Identify each line holding the string "description" and copy it.

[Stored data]
■ ■ ■ ■ ■

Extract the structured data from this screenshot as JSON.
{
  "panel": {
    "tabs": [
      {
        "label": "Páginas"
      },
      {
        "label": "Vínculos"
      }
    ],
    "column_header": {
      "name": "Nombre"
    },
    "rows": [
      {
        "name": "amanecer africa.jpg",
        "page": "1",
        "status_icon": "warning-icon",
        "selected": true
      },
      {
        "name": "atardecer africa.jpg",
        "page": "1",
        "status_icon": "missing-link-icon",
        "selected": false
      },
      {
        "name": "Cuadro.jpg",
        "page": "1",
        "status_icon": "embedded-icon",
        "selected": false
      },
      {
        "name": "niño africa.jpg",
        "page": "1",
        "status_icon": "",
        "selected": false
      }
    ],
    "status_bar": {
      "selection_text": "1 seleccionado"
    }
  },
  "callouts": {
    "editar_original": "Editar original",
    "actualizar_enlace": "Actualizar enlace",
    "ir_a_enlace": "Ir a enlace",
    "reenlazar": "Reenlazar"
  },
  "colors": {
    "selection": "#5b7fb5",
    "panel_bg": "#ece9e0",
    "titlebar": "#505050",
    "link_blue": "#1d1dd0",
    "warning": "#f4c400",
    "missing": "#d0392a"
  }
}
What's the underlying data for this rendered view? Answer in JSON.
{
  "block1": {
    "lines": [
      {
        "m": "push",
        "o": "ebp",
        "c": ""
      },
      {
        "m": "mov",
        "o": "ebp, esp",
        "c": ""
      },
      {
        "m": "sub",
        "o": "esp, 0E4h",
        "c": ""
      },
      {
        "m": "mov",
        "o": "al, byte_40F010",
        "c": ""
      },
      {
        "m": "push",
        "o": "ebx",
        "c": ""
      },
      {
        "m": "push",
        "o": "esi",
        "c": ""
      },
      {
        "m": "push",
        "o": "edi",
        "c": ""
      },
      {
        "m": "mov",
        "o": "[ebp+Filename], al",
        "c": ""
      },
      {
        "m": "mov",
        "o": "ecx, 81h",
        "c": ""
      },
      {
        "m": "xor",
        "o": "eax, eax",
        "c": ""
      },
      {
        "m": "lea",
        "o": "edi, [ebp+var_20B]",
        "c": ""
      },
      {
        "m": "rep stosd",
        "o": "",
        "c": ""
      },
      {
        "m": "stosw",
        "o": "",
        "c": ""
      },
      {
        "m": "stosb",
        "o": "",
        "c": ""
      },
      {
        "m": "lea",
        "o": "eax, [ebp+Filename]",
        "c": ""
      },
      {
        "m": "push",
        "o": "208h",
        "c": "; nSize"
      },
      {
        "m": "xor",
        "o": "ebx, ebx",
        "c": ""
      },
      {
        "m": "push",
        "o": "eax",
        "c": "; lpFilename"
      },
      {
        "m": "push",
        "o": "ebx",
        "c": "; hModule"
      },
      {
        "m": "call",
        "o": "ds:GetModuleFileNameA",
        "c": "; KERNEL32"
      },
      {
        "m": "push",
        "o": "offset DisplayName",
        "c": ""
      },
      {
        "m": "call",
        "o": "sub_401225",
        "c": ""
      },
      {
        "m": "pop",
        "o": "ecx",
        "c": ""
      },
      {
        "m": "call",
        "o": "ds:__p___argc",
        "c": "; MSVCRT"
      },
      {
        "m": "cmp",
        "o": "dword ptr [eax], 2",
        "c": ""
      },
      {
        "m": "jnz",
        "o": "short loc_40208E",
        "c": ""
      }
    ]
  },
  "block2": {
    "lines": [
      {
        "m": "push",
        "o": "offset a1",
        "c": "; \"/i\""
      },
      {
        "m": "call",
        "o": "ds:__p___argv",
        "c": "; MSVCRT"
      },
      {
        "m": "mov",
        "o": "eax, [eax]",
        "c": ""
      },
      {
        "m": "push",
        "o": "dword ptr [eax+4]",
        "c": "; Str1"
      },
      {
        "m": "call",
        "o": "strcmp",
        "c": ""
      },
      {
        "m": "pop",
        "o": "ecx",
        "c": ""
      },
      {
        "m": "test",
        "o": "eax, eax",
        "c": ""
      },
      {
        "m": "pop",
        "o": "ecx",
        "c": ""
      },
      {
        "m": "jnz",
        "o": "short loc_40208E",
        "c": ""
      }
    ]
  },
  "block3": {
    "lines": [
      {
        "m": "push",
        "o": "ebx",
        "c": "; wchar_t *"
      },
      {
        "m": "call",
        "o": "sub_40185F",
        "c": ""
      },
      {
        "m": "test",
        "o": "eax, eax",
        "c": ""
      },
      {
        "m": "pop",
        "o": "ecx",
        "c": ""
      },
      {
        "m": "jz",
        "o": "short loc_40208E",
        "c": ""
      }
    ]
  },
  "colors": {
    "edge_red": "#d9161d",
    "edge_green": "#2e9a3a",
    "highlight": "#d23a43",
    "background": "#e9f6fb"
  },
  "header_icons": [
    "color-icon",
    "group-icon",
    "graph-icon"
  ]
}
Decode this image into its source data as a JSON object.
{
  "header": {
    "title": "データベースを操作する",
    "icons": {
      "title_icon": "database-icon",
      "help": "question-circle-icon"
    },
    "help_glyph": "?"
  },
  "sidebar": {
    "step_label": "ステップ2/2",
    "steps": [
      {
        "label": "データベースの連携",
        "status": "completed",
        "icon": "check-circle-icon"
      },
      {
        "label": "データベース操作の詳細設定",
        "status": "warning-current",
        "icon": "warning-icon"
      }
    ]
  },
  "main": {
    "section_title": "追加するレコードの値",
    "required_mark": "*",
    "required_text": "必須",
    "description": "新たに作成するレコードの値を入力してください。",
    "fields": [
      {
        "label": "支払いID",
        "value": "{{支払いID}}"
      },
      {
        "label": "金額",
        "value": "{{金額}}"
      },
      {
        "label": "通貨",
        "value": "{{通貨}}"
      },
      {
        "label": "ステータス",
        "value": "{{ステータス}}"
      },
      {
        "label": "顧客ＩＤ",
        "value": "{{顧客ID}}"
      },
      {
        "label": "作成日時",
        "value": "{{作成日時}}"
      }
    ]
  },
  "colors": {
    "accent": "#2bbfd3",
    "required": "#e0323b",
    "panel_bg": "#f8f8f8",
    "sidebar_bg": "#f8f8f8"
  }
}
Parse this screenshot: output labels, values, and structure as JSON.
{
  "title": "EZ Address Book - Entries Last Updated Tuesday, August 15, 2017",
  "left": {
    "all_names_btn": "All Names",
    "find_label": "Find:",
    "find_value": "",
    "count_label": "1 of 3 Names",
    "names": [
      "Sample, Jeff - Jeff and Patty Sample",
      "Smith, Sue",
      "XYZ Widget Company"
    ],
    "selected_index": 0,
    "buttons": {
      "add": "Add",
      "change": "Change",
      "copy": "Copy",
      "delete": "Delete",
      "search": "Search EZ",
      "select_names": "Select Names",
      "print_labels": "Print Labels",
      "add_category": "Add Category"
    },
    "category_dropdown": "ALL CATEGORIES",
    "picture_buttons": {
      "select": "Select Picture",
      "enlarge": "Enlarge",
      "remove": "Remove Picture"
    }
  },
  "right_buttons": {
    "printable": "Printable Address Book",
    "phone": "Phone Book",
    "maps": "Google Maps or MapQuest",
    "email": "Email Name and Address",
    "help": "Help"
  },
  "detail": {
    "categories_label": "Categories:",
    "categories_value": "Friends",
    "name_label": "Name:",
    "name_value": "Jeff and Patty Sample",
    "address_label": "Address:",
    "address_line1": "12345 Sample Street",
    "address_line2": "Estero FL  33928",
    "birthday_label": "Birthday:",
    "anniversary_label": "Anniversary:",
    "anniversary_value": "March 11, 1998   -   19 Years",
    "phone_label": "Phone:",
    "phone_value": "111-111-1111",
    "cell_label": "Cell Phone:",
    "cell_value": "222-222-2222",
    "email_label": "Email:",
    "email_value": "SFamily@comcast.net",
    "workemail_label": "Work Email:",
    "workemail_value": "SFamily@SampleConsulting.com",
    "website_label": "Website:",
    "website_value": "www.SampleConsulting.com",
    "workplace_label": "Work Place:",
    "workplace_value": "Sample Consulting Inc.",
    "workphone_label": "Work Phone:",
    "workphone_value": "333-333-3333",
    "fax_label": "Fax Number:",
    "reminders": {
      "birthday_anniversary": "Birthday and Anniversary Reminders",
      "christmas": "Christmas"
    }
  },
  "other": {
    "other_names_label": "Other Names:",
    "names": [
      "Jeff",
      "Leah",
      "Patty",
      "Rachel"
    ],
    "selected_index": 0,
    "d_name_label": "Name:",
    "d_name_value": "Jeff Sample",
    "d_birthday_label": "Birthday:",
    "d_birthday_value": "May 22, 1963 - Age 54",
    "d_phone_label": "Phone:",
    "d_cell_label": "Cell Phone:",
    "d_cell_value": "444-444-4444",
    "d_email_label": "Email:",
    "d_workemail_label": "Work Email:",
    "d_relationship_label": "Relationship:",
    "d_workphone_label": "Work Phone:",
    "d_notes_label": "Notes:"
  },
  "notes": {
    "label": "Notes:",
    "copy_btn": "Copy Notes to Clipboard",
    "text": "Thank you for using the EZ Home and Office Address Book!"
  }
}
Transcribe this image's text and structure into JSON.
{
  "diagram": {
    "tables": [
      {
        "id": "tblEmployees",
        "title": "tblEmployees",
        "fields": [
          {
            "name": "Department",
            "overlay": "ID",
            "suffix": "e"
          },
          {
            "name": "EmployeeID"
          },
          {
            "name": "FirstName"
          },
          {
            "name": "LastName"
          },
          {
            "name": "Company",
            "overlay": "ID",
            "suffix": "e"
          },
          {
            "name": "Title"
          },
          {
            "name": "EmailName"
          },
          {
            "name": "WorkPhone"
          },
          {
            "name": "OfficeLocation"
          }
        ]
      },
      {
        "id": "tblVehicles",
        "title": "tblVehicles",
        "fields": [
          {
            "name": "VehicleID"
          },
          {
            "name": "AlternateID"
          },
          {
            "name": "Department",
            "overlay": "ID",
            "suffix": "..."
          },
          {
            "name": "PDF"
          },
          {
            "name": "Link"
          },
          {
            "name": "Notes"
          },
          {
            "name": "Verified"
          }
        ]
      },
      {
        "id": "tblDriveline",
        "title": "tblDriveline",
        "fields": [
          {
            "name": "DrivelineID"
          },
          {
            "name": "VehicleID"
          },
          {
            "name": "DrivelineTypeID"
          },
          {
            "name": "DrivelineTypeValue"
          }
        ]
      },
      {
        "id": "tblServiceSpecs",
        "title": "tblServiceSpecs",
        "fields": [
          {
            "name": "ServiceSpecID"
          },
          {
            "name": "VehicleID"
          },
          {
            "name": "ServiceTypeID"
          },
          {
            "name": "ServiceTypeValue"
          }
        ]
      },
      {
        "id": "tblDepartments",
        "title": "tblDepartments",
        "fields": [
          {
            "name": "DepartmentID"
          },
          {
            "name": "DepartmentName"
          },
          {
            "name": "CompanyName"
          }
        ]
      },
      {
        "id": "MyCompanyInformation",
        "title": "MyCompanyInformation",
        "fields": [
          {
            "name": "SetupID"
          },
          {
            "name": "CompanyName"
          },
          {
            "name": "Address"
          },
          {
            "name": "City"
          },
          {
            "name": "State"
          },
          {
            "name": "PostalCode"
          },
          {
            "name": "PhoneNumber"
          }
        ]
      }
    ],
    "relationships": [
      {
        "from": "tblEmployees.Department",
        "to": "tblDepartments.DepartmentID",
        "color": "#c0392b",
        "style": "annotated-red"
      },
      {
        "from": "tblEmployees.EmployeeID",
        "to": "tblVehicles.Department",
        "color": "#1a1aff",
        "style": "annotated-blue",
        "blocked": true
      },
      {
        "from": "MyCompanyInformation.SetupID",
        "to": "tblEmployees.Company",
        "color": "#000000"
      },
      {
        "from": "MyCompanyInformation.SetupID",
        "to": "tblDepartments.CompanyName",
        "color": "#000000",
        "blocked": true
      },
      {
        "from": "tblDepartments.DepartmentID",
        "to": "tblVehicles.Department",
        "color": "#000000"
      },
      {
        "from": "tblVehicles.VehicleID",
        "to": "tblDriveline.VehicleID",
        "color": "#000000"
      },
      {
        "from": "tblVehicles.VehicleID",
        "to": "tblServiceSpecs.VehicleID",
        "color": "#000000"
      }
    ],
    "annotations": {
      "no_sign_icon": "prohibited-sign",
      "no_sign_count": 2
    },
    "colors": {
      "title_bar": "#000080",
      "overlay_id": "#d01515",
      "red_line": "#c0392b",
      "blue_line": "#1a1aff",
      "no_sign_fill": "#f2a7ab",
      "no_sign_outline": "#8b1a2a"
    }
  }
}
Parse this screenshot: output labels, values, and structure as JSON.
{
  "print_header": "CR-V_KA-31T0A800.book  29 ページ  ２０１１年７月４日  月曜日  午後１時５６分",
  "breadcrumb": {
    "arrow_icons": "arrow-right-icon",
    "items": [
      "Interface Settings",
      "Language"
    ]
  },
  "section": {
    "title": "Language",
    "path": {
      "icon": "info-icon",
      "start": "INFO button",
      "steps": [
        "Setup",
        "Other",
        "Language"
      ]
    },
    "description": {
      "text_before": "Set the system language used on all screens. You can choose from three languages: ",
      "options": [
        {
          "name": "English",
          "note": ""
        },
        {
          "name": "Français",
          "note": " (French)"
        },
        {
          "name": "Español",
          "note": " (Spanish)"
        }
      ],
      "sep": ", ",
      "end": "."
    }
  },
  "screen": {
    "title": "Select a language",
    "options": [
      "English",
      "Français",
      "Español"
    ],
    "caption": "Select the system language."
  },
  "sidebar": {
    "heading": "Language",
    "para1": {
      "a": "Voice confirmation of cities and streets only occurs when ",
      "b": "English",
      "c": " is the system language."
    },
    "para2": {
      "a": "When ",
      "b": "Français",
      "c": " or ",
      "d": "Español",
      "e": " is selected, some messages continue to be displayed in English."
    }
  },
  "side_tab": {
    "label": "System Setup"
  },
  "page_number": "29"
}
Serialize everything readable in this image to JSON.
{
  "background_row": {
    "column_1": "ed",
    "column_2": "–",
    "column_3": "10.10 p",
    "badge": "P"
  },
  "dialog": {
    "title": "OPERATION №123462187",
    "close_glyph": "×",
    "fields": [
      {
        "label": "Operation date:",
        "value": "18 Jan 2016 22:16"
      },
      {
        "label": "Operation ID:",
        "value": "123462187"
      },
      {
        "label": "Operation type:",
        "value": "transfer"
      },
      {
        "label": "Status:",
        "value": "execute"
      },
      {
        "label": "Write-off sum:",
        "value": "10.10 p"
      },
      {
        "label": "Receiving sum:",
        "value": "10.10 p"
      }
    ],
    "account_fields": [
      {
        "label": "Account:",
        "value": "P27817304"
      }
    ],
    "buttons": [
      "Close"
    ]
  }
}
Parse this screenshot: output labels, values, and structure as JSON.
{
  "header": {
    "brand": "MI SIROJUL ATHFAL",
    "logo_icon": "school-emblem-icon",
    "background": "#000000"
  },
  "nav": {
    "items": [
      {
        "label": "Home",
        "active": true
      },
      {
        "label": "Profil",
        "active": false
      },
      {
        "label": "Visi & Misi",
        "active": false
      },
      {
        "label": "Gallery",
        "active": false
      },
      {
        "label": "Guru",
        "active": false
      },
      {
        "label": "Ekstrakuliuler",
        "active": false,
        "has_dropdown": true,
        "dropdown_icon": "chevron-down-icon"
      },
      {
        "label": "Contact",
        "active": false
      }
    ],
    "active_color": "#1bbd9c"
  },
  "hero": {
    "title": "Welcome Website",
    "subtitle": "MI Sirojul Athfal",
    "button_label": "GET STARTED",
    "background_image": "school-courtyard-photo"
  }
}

■ ■ ■ ■ ■

» OUTPUT FOR THIS EXERCISE:
    "description": "新たに作成するレコードの値を入力してください。",
    "description": {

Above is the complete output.